┌────────
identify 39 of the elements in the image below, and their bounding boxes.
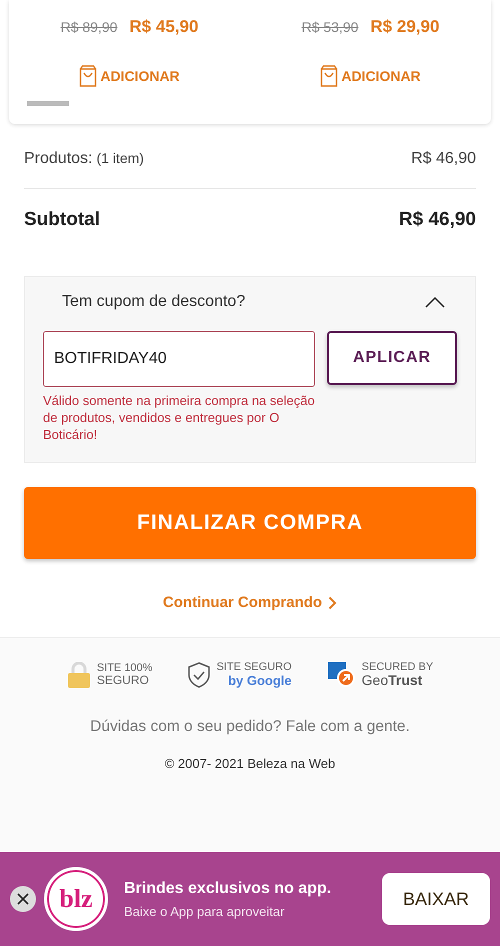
chevron-icon[interactable] xyxy=(425,296,445,308)
seal-caption: SECURED BY xyxy=(362,662,434,674)
continue-shopping-link[interactable]: Continuar Comprando xyxy=(162,592,338,613)
banner-title: Brindes exclusivos no app. xyxy=(124,880,332,898)
shopping-bag-icon xyxy=(79,65,98,87)
shield-check-icon xyxy=(188,662,210,688)
price: R$ 29,90 xyxy=(370,17,440,37)
add-to-cart-button[interactable]: ADICIONAR xyxy=(320,65,421,87)
scroll-indicator xyxy=(27,101,69,106)
price: R$ 45,90 xyxy=(129,17,198,37)
banner-subtitle: Baixe o App para aproveitar xyxy=(124,904,286,918)
coupon-field[interactable]: BOTIFRIDAY40 xyxy=(43,331,315,387)
close-button[interactable] xyxy=(10,886,36,912)
seal-brand: SEGURO xyxy=(96,674,150,687)
add-to-cart-button[interactable]: ADICIONAR xyxy=(79,65,180,87)
chevron-right-icon xyxy=(328,596,338,610)
subtotal-value: R$ 46,90 xyxy=(398,209,476,231)
products-label: Produtos: xyxy=(24,150,92,168)
seal-brand: GeoTrust xyxy=(362,673,424,688)
coupon-title: Tem cupom de desconto? xyxy=(62,293,246,311)
copyright-text: © 2007- 2021 Beleza na Web xyxy=(164,756,336,771)
close-icon xyxy=(17,893,29,905)
download-button[interactable]: BAIXAR xyxy=(382,873,490,925)
apply-button[interactable]: APLICAR xyxy=(327,331,457,385)
app-logo: blz xyxy=(44,867,108,931)
coupon-message: Válido somente na primeira compra na seleção de produtos, vendidos e entregues por O Boticário! xyxy=(43,393,315,444)
shopping-bag-icon xyxy=(320,65,338,87)
help-text: Dúvidas com o seu pedido? Fale com a gente. xyxy=(90,718,410,736)
padlock-icon xyxy=(66,662,91,688)
seal-caption: SITE 100% xyxy=(96,662,152,674)
old-price: R$ 89,90 xyxy=(60,19,118,35)
seal-brand: by Google xyxy=(228,674,292,688)
seal-caption: SITE SEGURO xyxy=(216,662,292,674)
checkout-button[interactable]: FINALIZAR COMPRA xyxy=(24,486,476,559)
old-price: R$ 53,90 xyxy=(302,19,358,35)
geotrust-logo-icon xyxy=(328,662,356,688)
subtotal-label: Subtotal xyxy=(24,209,100,231)
products-count: (1 item) xyxy=(96,150,144,166)
products-value: R$ 46,90 xyxy=(411,150,476,168)
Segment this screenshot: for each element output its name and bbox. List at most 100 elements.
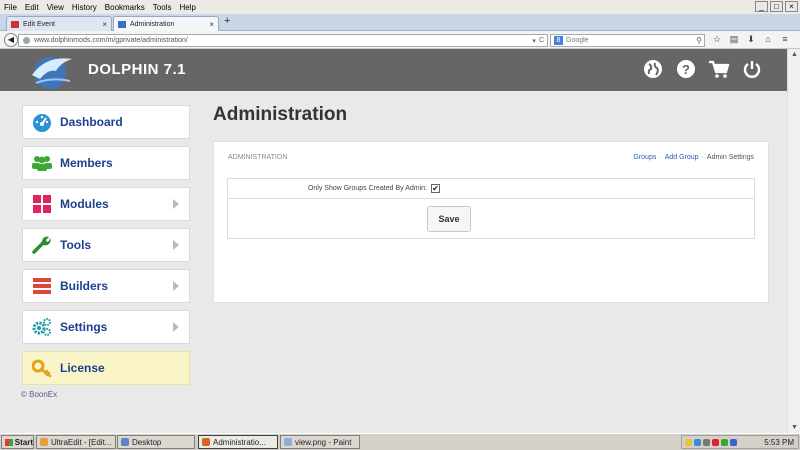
svg-text:?: ?: [682, 62, 690, 77]
sidebar-item-label: Dashboard: [60, 115, 123, 129]
settings-icon: [32, 317, 52, 337]
save-button[interactable]: Save: [427, 206, 471, 232]
sidebar-item-settings[interactable]: Settings: [22, 310, 190, 344]
sidebar-item-builders[interactable]: Builders: [22, 269, 190, 303]
tray-app-icon[interactable]: [694, 438, 701, 446]
bookmarks-list-icon[interactable]: ▤: [727, 34, 741, 45]
task-label: Desktop: [132, 437, 162, 447]
search-icon[interactable]: ⚲: [696, 36, 702, 45]
brand-name: DOLPHIN 7.1: [88, 61, 187, 78]
tab-edit-event[interactable]: Edit Event ×: [6, 16, 112, 31]
home-icon[interactable]: ⌂: [761, 34, 775, 45]
menu-bookmarks[interactable]: Bookmarks: [105, 3, 145, 12]
scroll-up-icon[interactable]: ▲: [789, 49, 800, 60]
close-window-button[interactable]: ×: [785, 1, 798, 12]
minimize-button[interactable]: _: [755, 1, 768, 12]
taskbar-item-paint[interactable]: view.png - Paint: [280, 435, 360, 449]
page-title: Administration: [213, 104, 348, 125]
wrench-icon: [32, 235, 52, 255]
menu-edit[interactable]: Edit: [25, 3, 39, 12]
firefox-icon: [202, 438, 210, 446]
sidebar-item-tools[interactable]: Tools: [22, 228, 190, 262]
help-icon[interactable]: ?: [675, 58, 697, 80]
sidebar-item-dashboard[interactable]: Dashboard: [22, 105, 190, 139]
taskbar-item-browser[interactable]: Administratio...: [198, 435, 278, 449]
menu-file[interactable]: File: [4, 3, 17, 12]
browser-menubar: File Edit View History Bookmarks Tools H…: [0, 0, 800, 14]
search-placeholder: Google: [566, 37, 589, 44]
members-icon: [32, 153, 52, 173]
panel-links: Groups · Add Group · Admin Settings: [633, 154, 754, 161]
sidebar-item-label: Builders: [60, 279, 109, 293]
page-scrollbar[interactable]: ▲ ▼: [787, 49, 800, 433]
start-label: Start: [14, 437, 33, 447]
site-identity-icon[interactable]: [23, 37, 30, 44]
chevron-right-icon: [173, 199, 179, 209]
tray-red-icon[interactable]: [712, 438, 719, 446]
modules-icon: [32, 194, 52, 214]
search-bar[interactable]: 8 Google ⚲: [550, 34, 705, 47]
sidebar-item-modules[interactable]: Modules: [22, 187, 190, 221]
window-controls: _ □ ×: [753, 1, 798, 12]
form-row: Only Show Groups Created By Admin: ✔: [228, 179, 754, 199]
sidebar-item-label: Members: [60, 156, 113, 170]
panel-title: ADMINISTRATION: [228, 154, 288, 161]
menu-help[interactable]: Help: [179, 3, 195, 12]
paint-icon: [284, 438, 292, 446]
site-header: DOLPHIN 7.1 ?: [0, 49, 787, 91]
key-icon: [32, 358, 52, 378]
back-button[interactable]: ◀: [4, 33, 18, 47]
add-group-link[interactable]: Add Group: [665, 154, 699, 161]
builders-icon: [32, 276, 52, 296]
page-viewport: DOLPHIN 7.1 ? Dashboard Members Modules …: [0, 49, 787, 433]
tab-strip: Edit Event × Administration × +: [0, 14, 800, 31]
sidebar-item-label: Modules: [60, 197, 109, 211]
address-bar[interactable]: www.dolphinmods.com/m/gprivate/administr…: [18, 34, 548, 47]
sidebar-item-members[interactable]: Members: [22, 146, 190, 180]
task-label: view.png - Paint: [295, 437, 352, 447]
menu-tools[interactable]: Tools: [153, 3, 172, 12]
sidebar-item-label: Tools: [60, 238, 92, 252]
dolphin-logo-icon[interactable]: [26, 51, 78, 89]
dashboard-icon: [32, 112, 52, 132]
dropdown-arrow-icon[interactable]: ▾: [532, 37, 536, 45]
groups-link[interactable]: Groups: [633, 154, 656, 161]
maximize-button[interactable]: □: [770, 1, 783, 12]
tab-administration[interactable]: Administration ×: [113, 16, 219, 31]
admin-settings-current: Admin Settings: [706, 154, 754, 161]
close-tab-icon[interactable]: ×: [209, 20, 214, 29]
copyright-link[interactable]: © BoonEx: [21, 390, 57, 399]
start-button[interactable]: Start: [1, 435, 34, 449]
scroll-down-icon[interactable]: ▼: [789, 422, 800, 433]
sidebar-item-label: Settings: [60, 320, 108, 334]
sidebar-item-license[interactable]: License: [22, 351, 190, 385]
cart-icon[interactable]: [708, 58, 730, 80]
google-icon[interactable]: 8: [554, 36, 563, 45]
menu-history[interactable]: History: [72, 3, 97, 12]
power-icon[interactable]: [741, 58, 763, 80]
close-tab-icon[interactable]: ×: [102, 20, 107, 29]
system-tray: 5:53 PM: [681, 435, 799, 449]
only-admin-groups-checkbox[interactable]: ✔: [431, 184, 440, 193]
desktop-icon: [121, 438, 129, 446]
menu-icon[interactable]: ≡: [778, 34, 792, 45]
taskbar-item-desktop[interactable]: Desktop: [117, 435, 195, 449]
chevron-right-icon: [173, 281, 179, 291]
tray-green-icon[interactable]: [721, 438, 728, 446]
task-label: Administratio...: [213, 437, 266, 447]
downloads-icon[interactable]: ⬇: [744, 34, 758, 45]
volume-icon[interactable]: [703, 438, 710, 446]
globe-icon[interactable]: [642, 58, 664, 80]
bookmark-star-icon[interactable]: ☆: [710, 34, 724, 45]
menu-view[interactable]: View: [47, 3, 64, 12]
tray-help-icon[interactable]: [685, 438, 692, 446]
sidebar-item-label: License: [60, 361, 105, 375]
clock: 5:53 PM: [764, 437, 794, 447]
new-tab-button[interactable]: +: [224, 15, 230, 27]
option-label: Only Show Groups Created By Admin:: [307, 185, 427, 192]
taskbar-item-ultraedit[interactable]: UltraEdit - [Edit...: [36, 435, 116, 449]
ultraedit-icon: [40, 438, 48, 446]
reload-icon[interactable]: C: [539, 37, 544, 44]
network-icon[interactable]: [730, 438, 737, 446]
windows-logo-icon: [5, 438, 13, 446]
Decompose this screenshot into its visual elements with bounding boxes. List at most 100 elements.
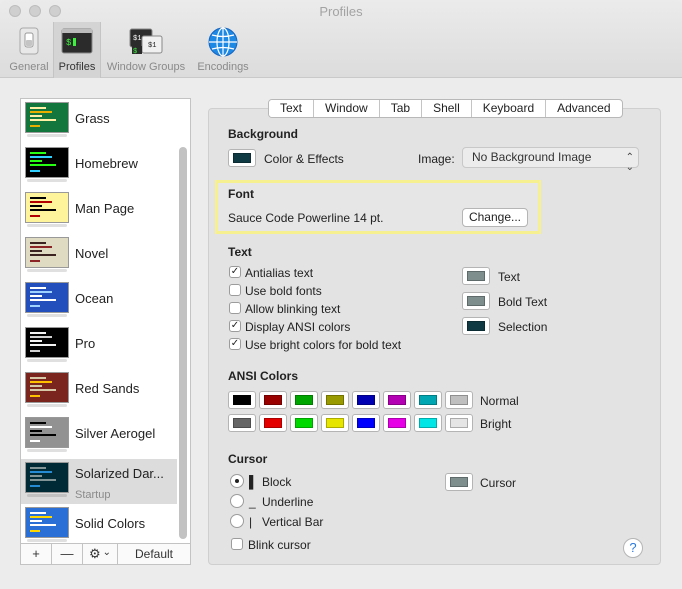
└────────
» **Problem to solve**
Format the lines of the material as a Markdown table with the columns Row and Entry. Start at the line that contains "chevron-icon[interactable] xyxy=(425,296,445,308)" and stop after the line that contains "app-logo: blz xyxy=(44,867,108,931)". Number each row in Row, put the line itself in Entry, and leave out blank lines.

» **The completed task**
| Row | Entry |
|---|---|
| 1 | chevron-icon[interactable] xyxy=(425,296,445,308) |
| 2 | seal-caption: SECURED BY xyxy=(362,662,434,674) |
| 3 | continue-shopping-link[interactable]: Continuar Comprando xyxy=(162,592,338,613) |
| 4 | banner-title: Brindes exclusivos no app. xyxy=(124,880,332,898) |
| 5 | shopping-bag-icon xyxy=(79,65,98,87) |
| 6 | shield-check-icon xyxy=(188,662,210,688) |
| 7 | price: R$ 29,90 xyxy=(370,17,440,37) |
| 8 | add-to-cart-button[interactable]: ADICIONAR xyxy=(320,65,421,87) |
| 9 | scroll-indicator xyxy=(27,101,69,106) |
| 10 | price: R$ 45,90 xyxy=(129,17,198,37) |
| 11 | banner-subtitle: Baixe o App para aproveitar xyxy=(124,904,286,918) |
| 12 | coupon-field[interactable]: BOTIFRIDAY40 xyxy=(43,331,315,387) |
| 13 | close-button[interactable] xyxy=(10,886,36,912) |
| 14 | seal-brand: SEGURO xyxy=(96,674,150,687) |
| 15 | add-to-cart-button[interactable]: ADICIONAR xyxy=(79,65,180,87) |
| 16 | chevron-right-icon xyxy=(328,596,338,610) |
| 17 | subtotal-value: R$ 46,90 xyxy=(398,209,476,231) |
| 18 | products-label: Produtos: xyxy=(24,150,92,168) |
| 19 | seal-brand: GeoTrust xyxy=(362,673,424,688) |
| 20 | coupon-title: Tem cupom de desconto? xyxy=(62,293,246,311) |
| 21 | copyright-text: © 2007- 2021 Beleza na Web xyxy=(164,756,336,771) |
| 22 | close-icon xyxy=(17,893,29,905) |
| 23 | download-button[interactable]: BAIXAR xyxy=(382,873,490,925) |
| 24 | apply-button[interactable]: APLICAR xyxy=(327,331,457,385) |
| 25 | app-logo: blz xyxy=(44,867,108,931) |